GIVEN TASK: Restate the records in their entirety, word for word.

--- RECORD LIST ---

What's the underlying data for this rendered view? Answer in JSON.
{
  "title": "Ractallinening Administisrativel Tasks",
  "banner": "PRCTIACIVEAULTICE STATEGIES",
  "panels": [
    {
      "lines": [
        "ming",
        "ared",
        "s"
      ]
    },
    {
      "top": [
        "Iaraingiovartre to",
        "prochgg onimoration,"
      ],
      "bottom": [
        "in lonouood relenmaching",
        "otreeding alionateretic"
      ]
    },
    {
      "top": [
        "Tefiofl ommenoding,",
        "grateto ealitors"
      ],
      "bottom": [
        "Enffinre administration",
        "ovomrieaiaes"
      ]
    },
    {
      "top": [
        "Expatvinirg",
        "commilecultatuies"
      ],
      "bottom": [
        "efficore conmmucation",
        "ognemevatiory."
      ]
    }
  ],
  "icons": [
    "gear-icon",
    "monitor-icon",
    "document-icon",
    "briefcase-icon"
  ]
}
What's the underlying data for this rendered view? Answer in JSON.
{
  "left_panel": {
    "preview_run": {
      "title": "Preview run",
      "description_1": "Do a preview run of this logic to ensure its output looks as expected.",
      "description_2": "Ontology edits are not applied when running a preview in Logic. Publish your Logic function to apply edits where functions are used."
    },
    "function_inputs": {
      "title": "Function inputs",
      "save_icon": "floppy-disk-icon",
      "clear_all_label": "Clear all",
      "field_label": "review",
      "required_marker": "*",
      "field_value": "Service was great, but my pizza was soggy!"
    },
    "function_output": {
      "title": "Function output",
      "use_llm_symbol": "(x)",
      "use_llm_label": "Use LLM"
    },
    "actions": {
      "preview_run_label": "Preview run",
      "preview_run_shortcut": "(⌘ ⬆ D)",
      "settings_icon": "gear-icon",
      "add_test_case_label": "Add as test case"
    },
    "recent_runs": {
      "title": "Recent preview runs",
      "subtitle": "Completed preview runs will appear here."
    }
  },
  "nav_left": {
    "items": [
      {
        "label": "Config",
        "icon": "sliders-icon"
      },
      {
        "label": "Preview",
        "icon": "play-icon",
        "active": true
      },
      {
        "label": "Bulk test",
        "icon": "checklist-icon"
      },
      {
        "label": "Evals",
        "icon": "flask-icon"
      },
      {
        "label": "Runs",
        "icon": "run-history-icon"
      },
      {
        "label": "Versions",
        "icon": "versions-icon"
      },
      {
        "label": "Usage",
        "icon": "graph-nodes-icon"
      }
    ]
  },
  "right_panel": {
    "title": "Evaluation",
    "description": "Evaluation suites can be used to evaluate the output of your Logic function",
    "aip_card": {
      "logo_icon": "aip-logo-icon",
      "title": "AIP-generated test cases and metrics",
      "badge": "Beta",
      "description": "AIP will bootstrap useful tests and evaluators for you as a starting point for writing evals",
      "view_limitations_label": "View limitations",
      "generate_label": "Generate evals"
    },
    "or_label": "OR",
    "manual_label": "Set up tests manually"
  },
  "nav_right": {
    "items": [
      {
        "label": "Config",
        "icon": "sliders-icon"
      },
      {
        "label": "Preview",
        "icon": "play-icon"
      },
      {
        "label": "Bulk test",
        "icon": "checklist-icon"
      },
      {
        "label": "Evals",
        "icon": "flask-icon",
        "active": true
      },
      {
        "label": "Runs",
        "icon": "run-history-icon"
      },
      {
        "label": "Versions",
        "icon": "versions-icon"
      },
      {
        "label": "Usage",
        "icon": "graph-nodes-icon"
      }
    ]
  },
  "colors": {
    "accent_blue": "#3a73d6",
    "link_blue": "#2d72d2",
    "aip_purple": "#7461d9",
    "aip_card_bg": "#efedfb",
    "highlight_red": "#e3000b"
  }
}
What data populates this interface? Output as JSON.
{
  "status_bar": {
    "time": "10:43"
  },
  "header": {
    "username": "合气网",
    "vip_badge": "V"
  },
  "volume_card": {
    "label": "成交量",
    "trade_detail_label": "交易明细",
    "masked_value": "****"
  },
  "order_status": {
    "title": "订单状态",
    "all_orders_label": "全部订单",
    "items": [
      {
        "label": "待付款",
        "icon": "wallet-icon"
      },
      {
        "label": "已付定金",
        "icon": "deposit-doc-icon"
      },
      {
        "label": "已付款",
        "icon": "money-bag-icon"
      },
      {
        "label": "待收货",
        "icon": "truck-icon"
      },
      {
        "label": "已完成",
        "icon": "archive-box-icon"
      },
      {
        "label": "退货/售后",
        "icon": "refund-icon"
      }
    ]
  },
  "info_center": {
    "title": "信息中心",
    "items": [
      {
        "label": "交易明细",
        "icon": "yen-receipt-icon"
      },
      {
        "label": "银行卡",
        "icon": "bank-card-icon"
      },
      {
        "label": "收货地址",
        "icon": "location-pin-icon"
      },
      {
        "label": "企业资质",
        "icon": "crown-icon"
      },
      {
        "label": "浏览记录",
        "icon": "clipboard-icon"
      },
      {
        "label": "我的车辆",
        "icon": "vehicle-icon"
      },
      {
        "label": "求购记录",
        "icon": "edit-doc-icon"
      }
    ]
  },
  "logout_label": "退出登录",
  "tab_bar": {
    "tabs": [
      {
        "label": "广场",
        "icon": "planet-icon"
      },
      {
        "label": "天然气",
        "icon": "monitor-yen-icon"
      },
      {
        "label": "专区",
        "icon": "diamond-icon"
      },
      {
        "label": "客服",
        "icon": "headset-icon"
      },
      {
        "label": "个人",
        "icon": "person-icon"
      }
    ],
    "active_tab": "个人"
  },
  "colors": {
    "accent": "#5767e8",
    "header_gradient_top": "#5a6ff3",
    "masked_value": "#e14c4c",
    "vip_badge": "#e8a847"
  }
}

---

SOLUTION:
What's the underlying data for this rendered view? Answer in JSON.
{
  "title": "Ractallinening Administisrativel Tasks",
  "banner": "PRCTIACIVEAULTICE STATEGIES",
  "panels": [
    {
      "lines": [
        "ming",
        "ared",
        "s"
      ]
    },
    {
      "top": [
        "Iaraingiovartre to",
        "prochgg onimoration,"
      ],
      "bottom": [
        "in lonouood relenmaching",
        "otreeding alionateretic"
      ]
    },
    {
      "top": [
        "Tefiofl ommenoding,",
        "grateto ealitors"
      ],
      "bottom": [
        "Enffinre administration",
        "ovomrieaiaes"
      ]
    },
    {
      "top": [
        "Expatvinirg",
        "commilecultatuies"
      ],
      "bottom": [
        "efficore conmmucation",
        "ognemevatiory."
      ]
    }
  ],
  "icons": [
    "gear-icon",
    "monitor-icon",
    "document-icon",
    "briefcase-icon"
  ]
}
What's the underlying data for this rendered view? Answer in JSON.
{
  "left_panel": {
    "preview_run": {
      "title": "Preview run",
      "description_1": "Do a preview run of this logic to ensure its output looks as expected.",
      "description_2": "Ontology edits are not applied when running a preview in Logic. Publish your Logic function to apply edits where functions are used."
    },
    "function_inputs": {
      "title": "Function inputs",
      "save_icon": "floppy-disk-icon",
      "clear_all_label": "Clear all",
      "field_label": "review",
      "required_marker": "*",
      "field_value": "Service was great, but my pizza was soggy!"
    },
    "function_output": {
      "title": "Function output",
      "use_llm_symbol": "(x)",
      "use_llm_label": "Use LLM"
    },
    "actions": {
      "preview_run_label": "Preview run",
      "preview_run_shortcut": "(⌘ ⬆ D)",
      "settings_icon": "gear-icon",
      "add_test_case_label": "Add as test case"
    },
    "recent_runs": {
      "title": "Recent preview runs",
      "subtitle": "Completed preview runs will appear here."
    }
  },
  "nav_left": {
    "items": [
      {
        "label": "Config",
        "icon": "sliders-icon"
      },
      {
        "label": "Preview",
        "icon": "play-icon",
        "active": true
      },
      {
        "label": "Bulk test",
        "icon": "checklist-icon"
      },
      {
        "label": "Evals",
        "icon": "flask-icon"
      },
      {
        "label": "Runs",
        "icon": "run-history-icon"
      },
      {
        "label": "Versions",
        "icon": "versions-icon"
      },
      {
        "label": "Usage",
        "icon": "graph-nodes-icon"
      }
    ]
  },
  "right_panel": {
    "title": "Evaluation",
    "description": "Evaluation suites can be used to evaluate the output of your Logic function",
    "aip_card": {
      "logo_icon": "aip-logo-icon",
      "title": "AIP-generated test cases and metrics",
      "badge": "Beta",
      "description": "AIP will bootstrap useful tests and evaluators for you as a starting point for writing evals",
      "view_limitations_label": "View limitations",
      "generate_label": "Generate evals"
    },
    "or_label": "OR",
    "manual_label": "Set up tests manually"
  },
  "nav_right": {
    "items": [
      {
        "label": "Config",
        "icon": "sliders-icon"
      },
      {
        "label": "Preview",
        "icon": "play-icon"
      },
      {
        "label": "Bulk test",
        "icon": "checklist-icon"
      },
      {
        "label": "Evals",
        "icon": "flask-icon",
        "active": true
      },
      {
        "label": "Runs",
        "icon": "run-history-icon"
      },
      {
        "label": "Versions",
        "icon": "versions-icon"
      },
      {
        "label": "Usage",
        "icon": "graph-nodes-icon"
      }
    ]
  },
  "colors": {
    "accent_blue": "#3a73d6",
    "link_blue": "#2d72d2",
    "aip_purple": "#7461d9",
    "aip_card_bg": "#efedfb",
    "highlight_red": "#e3000b"
  }
}
What data populates this interface? Output as JSON.
{
  "status_bar": {
    "time": "10:43"
  },
  "header": {
    "username": "合气网",
    "vip_badge": "V"
  },
  "volume_card": {
    "label": "成交量",
    "trade_detail_label": "交易明细",
    "masked_value": "****"
  },
  "order_status": {
    "title": "订单状态",
    "all_orders_label": "全部订单",
    "items": [
      {
        "label": "待付款",
        "icon": "wallet-icon"
      },
      {
        "label": "已付定金",
        "icon": "deposit-doc-icon"
      },
      {
        "label": "已付款",
        "icon": "money-bag-icon"
      },
      {
        "label": "待收货",
        "icon": "truck-icon"
      },
      {
        "label": "已完成",
        "icon": "archive-box-icon"
      },
      {
        "label": "退货/售后",
        "icon": "refund-icon"
      }
    ]
  },
  "info_center": {
    "title": "信息中心",
    "items": [
      {
        "label": "交易明细",
        "icon": "yen-receipt-icon"
      },
      {
        "label": "银行卡",
        "icon": "bank-card-icon"
      },
      {
        "label": "收货地址",
        "icon": "location-pin-icon"
      },
      {
        "label": "企业资质",
        "icon": "crown-icon"
      },
      {
        "label": "浏览记录",
        "icon": "clipboard-icon"
      },
      {
        "label": "我的车辆",
        "icon": "vehicle-icon"
      },
      {
        "label": "求购记录",
        "icon": "edit-doc-icon"
      }
    ]
  },
  "logout_label": "退出登录",
  "tab_bar": {
    "tabs": [
      {
        "label": "广场",
        "icon": "planet-icon"
      },
      {
        "label": "天然气",
        "icon": "monitor-yen-icon"
      },
      {
        "label": "专区",
        "icon": "diamond-icon"
      },
      {
        "label": "客服",
        "icon": "headset-icon"
      },
      {
        "label": "个人",
        "icon": "person-icon"
      }
    ],
    "active_tab": "个人"
  },
  "colors": {
    "accent": "#5767e8",
    "header_gradient_top": "#5a6ff3",
    "masked_value": "#e14c4c",
    "vip_badge": "#e8a847"
  }
}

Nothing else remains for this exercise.